#### Your instructions:
Transcribe every record that appears below, exactly and in full.

#### Stored records:
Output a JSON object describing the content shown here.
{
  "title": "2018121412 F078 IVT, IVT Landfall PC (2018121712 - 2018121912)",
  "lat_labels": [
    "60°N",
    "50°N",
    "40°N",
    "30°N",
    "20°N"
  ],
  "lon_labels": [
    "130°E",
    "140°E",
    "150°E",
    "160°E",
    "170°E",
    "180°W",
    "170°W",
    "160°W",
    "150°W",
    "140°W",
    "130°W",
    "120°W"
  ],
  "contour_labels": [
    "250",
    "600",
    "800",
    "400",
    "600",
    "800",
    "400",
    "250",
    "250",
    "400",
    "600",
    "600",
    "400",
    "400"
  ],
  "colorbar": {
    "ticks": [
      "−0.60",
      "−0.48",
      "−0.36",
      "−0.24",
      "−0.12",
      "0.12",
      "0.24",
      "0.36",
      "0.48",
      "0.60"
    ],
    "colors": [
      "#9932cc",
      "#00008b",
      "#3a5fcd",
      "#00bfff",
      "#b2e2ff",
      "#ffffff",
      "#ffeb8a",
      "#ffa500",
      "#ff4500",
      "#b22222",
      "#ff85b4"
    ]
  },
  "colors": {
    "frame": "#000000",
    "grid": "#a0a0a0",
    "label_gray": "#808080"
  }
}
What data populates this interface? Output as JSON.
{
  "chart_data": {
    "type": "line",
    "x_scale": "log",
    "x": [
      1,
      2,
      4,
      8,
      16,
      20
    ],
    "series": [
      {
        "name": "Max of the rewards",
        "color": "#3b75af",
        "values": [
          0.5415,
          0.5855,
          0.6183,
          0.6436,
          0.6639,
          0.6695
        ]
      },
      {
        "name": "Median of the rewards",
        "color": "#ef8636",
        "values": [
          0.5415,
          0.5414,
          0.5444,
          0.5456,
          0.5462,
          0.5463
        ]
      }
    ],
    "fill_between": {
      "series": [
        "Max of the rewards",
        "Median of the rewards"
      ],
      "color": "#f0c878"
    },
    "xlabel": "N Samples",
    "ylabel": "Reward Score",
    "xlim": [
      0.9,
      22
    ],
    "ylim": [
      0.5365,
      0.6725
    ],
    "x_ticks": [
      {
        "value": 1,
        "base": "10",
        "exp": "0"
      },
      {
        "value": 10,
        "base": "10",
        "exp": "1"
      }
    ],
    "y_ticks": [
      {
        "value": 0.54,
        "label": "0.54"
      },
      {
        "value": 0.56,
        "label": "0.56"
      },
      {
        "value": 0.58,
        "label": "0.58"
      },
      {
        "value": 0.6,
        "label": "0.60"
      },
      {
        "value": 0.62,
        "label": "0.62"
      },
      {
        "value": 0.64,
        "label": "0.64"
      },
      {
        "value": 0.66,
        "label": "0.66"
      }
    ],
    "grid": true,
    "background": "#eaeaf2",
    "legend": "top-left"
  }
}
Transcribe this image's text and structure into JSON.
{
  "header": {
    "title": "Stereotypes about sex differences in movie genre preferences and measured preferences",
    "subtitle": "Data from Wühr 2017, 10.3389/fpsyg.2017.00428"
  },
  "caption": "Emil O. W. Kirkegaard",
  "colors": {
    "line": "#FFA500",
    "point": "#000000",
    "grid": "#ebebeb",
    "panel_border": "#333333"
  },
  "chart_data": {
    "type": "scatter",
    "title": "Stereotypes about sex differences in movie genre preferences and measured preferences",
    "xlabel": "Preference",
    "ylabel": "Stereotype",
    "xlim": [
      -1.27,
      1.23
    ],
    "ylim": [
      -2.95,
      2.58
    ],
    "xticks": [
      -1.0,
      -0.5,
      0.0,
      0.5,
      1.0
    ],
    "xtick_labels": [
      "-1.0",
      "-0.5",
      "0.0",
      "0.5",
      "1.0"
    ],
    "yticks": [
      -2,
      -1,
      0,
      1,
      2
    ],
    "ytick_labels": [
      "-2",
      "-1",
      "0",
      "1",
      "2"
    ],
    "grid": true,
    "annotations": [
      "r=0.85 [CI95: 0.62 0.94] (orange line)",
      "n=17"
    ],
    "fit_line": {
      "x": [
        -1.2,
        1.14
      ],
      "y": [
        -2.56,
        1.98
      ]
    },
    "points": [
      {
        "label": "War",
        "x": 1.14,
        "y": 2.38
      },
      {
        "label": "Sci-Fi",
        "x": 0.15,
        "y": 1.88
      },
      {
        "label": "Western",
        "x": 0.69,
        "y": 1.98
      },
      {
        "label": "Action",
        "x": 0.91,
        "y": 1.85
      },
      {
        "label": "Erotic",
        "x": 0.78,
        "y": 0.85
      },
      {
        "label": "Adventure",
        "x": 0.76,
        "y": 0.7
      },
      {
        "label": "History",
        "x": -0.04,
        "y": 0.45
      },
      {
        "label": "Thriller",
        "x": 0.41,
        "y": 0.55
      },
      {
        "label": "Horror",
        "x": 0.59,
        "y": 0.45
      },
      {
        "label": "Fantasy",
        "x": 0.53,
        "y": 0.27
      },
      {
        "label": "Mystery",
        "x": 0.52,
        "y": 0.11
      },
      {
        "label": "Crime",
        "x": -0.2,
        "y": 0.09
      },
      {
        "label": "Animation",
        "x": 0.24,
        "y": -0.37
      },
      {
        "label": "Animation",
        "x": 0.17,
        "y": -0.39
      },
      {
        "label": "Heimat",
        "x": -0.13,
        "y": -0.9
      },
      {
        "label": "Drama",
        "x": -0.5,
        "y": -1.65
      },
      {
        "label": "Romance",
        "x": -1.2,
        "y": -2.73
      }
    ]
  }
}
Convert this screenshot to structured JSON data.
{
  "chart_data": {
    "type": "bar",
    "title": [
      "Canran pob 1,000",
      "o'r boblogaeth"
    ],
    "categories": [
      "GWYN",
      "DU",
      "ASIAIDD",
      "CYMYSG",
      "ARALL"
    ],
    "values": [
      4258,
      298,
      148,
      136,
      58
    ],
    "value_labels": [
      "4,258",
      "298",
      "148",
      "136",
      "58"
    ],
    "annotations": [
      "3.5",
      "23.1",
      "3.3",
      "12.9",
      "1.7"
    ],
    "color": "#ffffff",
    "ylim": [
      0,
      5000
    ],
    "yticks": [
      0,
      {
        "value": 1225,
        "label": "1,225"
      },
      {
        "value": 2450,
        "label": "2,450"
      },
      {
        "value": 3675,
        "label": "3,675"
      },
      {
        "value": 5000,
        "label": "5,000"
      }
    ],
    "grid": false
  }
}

#### Exercise response:
Output a JSON object describing the content shown here.
{
  "title": "2018121412 F078 IVT, IVT Landfall PC (2018121712 - 2018121912)",
  "lat_labels": [
    "60°N",
    "50°N",
    "40°N",
    "30°N",
    "20°N"
  ],
  "lon_labels": [
    "130°E",
    "140°E",
    "150°E",
    "160°E",
    "170°E",
    "180°W",
    "170°W",
    "160°W",
    "150°W",
    "140°W",
    "130°W",
    "120°W"
  ],
  "contour_labels": [
    "250",
    "600",
    "800",
    "400",
    "600",
    "800",
    "400",
    "250",
    "250",
    "400",
    "600",
    "600",
    "400",
    "400"
  ],
  "colorbar": {
    "ticks": [
      "−0.60",
      "−0.48",
      "−0.36",
      "−0.24",
      "−0.12",
      "0.12",
      "0.24",
      "0.36",
      "0.48",
      "0.60"
    ],
    "colors": [
      "#9932cc",
      "#00008b",
      "#3a5fcd",
      "#00bfff",
      "#b2e2ff",
      "#ffffff",
      "#ffeb8a",
      "#ffa500",
      "#ff4500",
      "#b22222",
      "#ff85b4"
    ]
  },
  "colors": {
    "frame": "#000000",
    "grid": "#a0a0a0",
    "label_gray": "#808080"
  }
}
What data populates this interface? Output as JSON.
{
  "chart_data": {
    "type": "line",
    "x_scale": "log",
    "x": [
      1,
      2,
      4,
      8,
      16,
      20
    ],
    "series": [
      {
        "name": "Max of the rewards",
        "color": "#3b75af",
        "values": [
          0.5415,
          0.5855,
          0.6183,
          0.6436,
          0.6639,
          0.6695
        ]
      },
      {
        "name": "Median of the rewards",
        "color": "#ef8636",
        "values": [
          0.5415,
          0.5414,
          0.5444,
          0.5456,
          0.5462,
          0.5463
        ]
      }
    ],
    "fill_between": {
      "series": [
        "Max of the rewards",
        "Median of the rewards"
      ],
      "color": "#f0c878"
    },
    "xlabel": "N Samples",
    "ylabel": "Reward Score",
    "xlim": [
      0.9,
      22
    ],
    "ylim": [
      0.5365,
      0.6725
    ],
    "x_ticks": [
      {
        "value": 1,
        "base": "10",
        "exp": "0"
      },
      {
        "value": 10,
        "base": "10",
        "exp": "1"
      }
    ],
    "y_ticks": [
      {
        "value": 0.54,
        "label": "0.54"
      },
      {
        "value": 0.56,
        "label": "0.56"
      },
      {
        "value": 0.58,
        "label": "0.58"
      },
      {
        "value": 0.6,
        "label": "0.60"
      },
      {
        "value": 0.62,
        "label": "0.62"
      },
      {
        "value": 0.64,
        "label": "0.64"
      },
      {
        "value": 0.66,
        "label": "0.66"
      }
    ],
    "grid": true,
    "background": "#eaeaf2",
    "legend": "top-left"
  }
}
Transcribe this image's text and structure into JSON.
{
  "header": {
    "title": "Stereotypes about sex differences in movie genre preferences and measured preferences",
    "subtitle": "Data from Wühr 2017, 10.3389/fpsyg.2017.00428"
  },
  "caption": "Emil O. W. Kirkegaard",
  "colors": {
    "line": "#FFA500",
    "point": "#000000",
    "grid": "#ebebeb",
    "panel_border": "#333333"
  },
  "chart_data": {
    "type": "scatter",
    "title": "Stereotypes about sex differences in movie genre preferences and measured preferences",
    "xlabel": "Preference",
    "ylabel": "Stereotype",
    "xlim": [
      -1.27,
      1.23
    ],
    "ylim": [
      -2.95,
      2.58
    ],
    "xticks": [
      -1.0,
      -0.5,
      0.0,
      0.5,
      1.0
    ],
    "xtick_labels": [
      "-1.0",
      "-0.5",
      "0.0",
      "0.5",
      "1.0"
    ],
    "yticks": [
      -2,
      -1,
      0,
      1,
      2
    ],
    "ytick_labels": [
      "-2",
      "-1",
      "0",
      "1",
      "2"
    ],
    "grid": true,
    "annotations": [
      "r=0.85 [CI95: 0.62 0.94] (orange line)",
      "n=17"
    ],
    "fit_line": {
      "x": [
        -1.2,
        1.14
      ],
      "y": [
        -2.56,
        1.98
      ]
    },
    "points": [
      {
        "label": "War",
        "x": 1.14,
        "y": 2.38
      },
      {
        "label": "Sci-Fi",
        "x": 0.15,
        "y": 1.88
      },
      {
        "label": "Western",
        "x": 0.69,
        "y": 1.98
      },
      {
        "label": "Action",
        "x": 0.91,
        "y": 1.85
      },
      {
        "label": "Erotic",
        "x": 0.78,
        "y": 0.85
      },
      {
        "label": "Adventure",
        "x": 0.76,
        "y": 0.7
      },
      {
        "label": "History",
        "x": -0.04,
        "y": 0.45
      },
      {
        "label": "Thriller",
        "x": 0.41,
        "y": 0.55
      },
      {
        "label": "Horror",
        "x": 0.59,
        "y": 0.45
      },
      {
        "label": "Fantasy",
        "x": 0.53,
        "y": 0.27
      },
      {
        "label": "Mystery",
        "x": 0.52,
        "y": 0.11
      },
      {
        "label": "Crime",
        "x": -0.2,
        "y": 0.09
      },
      {
        "label": "Animation",
        "x": 0.24,
        "y": -0.37
      },
      {
        "label": "Animation",
        "x": 0.17,
        "y": -0.39
      },
      {
        "label": "Heimat",
        "x": -0.13,
        "y": -0.9
      },
      {
        "label": "Drama",
        "x": -0.5,
        "y": -1.65
      },
      {
        "label": "Romance",
        "x": -1.2,
        "y": -2.73
      }
    ]
  }
}
Convert this screenshot to structured JSON data.
{
  "chart_data": {
    "type": "bar",
    "title": [
      "Canran pob 1,000",
      "o'r boblogaeth"
    ],
    "categories": [
      "GWYN",
      "DU",
      "ASIAIDD",
      "CYMYSG",
      "ARALL"
    ],
    "values": [
      4258,
      298,
      148,
      136,
      58
    ],
    "value_labels": [
      "4,258",
      "298",
      "148",
      "136",
      "58"
    ],
    "annotations": [
      "3.5",
      "23.1",
      "3.3",
      "12.9",
      "1.7"
    ],
    "color": "#ffffff",
    "ylim": [
      0,
      5000
    ],
    "yticks": [
      0,
      {
        "value": 1225,
        "label": "1,225"
      },
      {
        "value": 2450,
        "label": "2,450"
      },
      {
        "value": 3675,
        "label": "3,675"
      },
      {
        "value": 5000,
        "label": "5,000"
      }
    ],
    "grid": false
  }
}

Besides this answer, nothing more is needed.